## [Estratto]
La storia italiana della fortuna del Servitore incontra Giorgio Strehler con l'edizione del 1947 modellata sulle abilità performative di Marcello Moretti, che impresse al personaggio goldoniano una nuova veste comica, caratterizzata dal recupero della mezza maschera realizzata da Amleto Sartori e da una gestualità "quasi da marionetta" (p. 332). Il Servitore di Strehler-Moretti conobbe altre fortunate edizioni nel '52 e nel '56. Nel 1963 subentrò Ferruccio Soleri con un Arlecchino più acrobatico e raffinato, che mantenne anche nelle successive riprese, ultima delle quali datata 1997. Le oltre duemila repliche in tutto il mondo accompagnarono il successo planetario dell'opera goldoniana, che visse nella seconda parte del Novecento il periodo di massima diffusione. Questa ricognizione si conclude con la considerazione delle rappresentazioni più recenti, internazionali e italiane, in cui primeggiano attori e registri fondamentali, tra i quali Alessandro Haber e Nanni Garella, Marcello Bartoli e Giuseppe Emiliani.

## [Record disponibili]
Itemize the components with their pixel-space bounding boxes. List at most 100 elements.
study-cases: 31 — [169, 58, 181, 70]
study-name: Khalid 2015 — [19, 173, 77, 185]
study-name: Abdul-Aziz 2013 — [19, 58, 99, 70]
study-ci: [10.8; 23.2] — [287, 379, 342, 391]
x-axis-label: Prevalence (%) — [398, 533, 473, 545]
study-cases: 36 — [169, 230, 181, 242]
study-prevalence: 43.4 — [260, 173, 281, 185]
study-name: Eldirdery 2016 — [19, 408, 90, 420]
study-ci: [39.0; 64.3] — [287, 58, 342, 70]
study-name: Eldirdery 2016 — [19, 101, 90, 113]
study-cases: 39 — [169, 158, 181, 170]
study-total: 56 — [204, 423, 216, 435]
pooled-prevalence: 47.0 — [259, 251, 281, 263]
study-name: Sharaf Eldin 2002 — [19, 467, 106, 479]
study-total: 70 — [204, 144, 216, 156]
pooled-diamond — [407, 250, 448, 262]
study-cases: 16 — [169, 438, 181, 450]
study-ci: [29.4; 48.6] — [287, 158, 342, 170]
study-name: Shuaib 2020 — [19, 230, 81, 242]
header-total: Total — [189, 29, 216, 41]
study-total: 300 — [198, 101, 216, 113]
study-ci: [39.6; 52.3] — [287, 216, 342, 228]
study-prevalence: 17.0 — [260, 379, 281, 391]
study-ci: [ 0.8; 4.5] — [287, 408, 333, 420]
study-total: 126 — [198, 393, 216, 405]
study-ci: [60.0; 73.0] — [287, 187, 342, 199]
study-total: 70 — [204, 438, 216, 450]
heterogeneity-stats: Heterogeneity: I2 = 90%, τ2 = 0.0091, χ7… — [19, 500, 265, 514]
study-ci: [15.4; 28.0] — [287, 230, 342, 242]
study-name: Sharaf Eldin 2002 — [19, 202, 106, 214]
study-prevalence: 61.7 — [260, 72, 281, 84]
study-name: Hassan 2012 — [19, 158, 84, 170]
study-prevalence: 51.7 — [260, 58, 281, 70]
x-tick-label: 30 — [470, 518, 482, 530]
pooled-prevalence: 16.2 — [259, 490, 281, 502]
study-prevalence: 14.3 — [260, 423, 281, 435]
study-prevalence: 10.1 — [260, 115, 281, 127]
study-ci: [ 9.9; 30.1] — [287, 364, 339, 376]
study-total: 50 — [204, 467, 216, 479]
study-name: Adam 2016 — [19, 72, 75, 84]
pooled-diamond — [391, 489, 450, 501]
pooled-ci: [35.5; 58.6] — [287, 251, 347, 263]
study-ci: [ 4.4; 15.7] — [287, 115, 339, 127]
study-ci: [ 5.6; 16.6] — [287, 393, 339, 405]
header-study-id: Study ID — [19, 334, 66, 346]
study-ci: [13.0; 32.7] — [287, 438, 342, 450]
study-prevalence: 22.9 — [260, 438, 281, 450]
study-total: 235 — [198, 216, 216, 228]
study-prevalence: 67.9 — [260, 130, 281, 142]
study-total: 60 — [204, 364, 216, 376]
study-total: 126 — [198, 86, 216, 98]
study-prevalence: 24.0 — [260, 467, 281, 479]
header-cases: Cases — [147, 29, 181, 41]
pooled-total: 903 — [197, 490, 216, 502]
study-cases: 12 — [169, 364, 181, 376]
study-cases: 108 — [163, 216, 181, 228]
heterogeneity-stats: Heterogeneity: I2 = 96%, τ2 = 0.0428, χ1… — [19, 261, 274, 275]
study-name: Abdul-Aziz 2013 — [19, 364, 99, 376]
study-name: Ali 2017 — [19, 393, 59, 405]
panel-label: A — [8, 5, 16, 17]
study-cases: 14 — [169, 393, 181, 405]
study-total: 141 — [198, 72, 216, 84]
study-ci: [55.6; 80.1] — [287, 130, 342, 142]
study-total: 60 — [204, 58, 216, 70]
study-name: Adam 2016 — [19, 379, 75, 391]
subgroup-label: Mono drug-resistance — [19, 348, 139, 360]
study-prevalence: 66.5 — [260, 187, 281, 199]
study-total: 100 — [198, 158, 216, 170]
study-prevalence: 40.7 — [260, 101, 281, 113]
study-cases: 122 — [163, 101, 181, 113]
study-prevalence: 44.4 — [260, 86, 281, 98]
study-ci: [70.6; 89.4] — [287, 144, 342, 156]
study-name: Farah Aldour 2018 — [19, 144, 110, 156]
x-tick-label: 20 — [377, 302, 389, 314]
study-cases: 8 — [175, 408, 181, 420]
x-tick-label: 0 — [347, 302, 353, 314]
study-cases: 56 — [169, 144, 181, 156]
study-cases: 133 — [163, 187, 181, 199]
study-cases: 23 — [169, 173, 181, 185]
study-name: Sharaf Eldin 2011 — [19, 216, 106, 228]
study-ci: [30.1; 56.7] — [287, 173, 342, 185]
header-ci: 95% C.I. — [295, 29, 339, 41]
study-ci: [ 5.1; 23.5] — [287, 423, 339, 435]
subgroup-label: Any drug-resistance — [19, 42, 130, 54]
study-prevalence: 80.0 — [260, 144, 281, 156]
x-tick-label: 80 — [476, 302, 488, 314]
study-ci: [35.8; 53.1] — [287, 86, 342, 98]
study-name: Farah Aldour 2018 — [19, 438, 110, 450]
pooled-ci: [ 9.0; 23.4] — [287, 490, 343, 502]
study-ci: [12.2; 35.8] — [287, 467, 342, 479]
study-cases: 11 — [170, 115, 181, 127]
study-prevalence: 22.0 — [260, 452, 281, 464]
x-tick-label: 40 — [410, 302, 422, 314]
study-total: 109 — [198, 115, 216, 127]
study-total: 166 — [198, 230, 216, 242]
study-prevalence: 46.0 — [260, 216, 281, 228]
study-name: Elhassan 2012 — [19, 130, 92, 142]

## [Elenco dei compiti]
(1) Rispondi a queste domande sull'estratto dedicato al Servitore di Strehler:
(a) Chi realizzò la mezza maschera?
(b) In che anno subentrò Ferruccio Soleri?
(c) Quante furono le repliche in tutto il mondo?
(2) Ricopia esattamente le righe dei record, partendo dall'inizio dei record e arrivando alla riga che contiene "study-ci: [39.0; 64.3] — [287, 58, 342, 70]", entrambe comprese.

## [Risposte in ordine]
(1)
(a) Amleto Sartori.
(b) Nel 1963.
(c) Oltre duemila.

(2)
Itemize the components with their pixel-space bounding boxes. List at most 100 elements.
study-cases: 31 — [169, 58, 181, 70]
study-name: Khalid 2015 — [19, 173, 77, 185]
study-name: Abdul-Aziz 2013 — [19, 58, 99, 70]
study-ci: [10.8; 23.2] — [287, 379, 342, 391]
x-axis-label: Prevalence (%) — [398, 533, 473, 545]
study-cases: 36 — [169, 230, 181, 242]
study-prevalence: 43.4 — [260, 173, 281, 185]
study-name: Eldirdery 2016 — [19, 408, 90, 420]
study-ci: [39.0; 64.3] — [287, 58, 342, 70]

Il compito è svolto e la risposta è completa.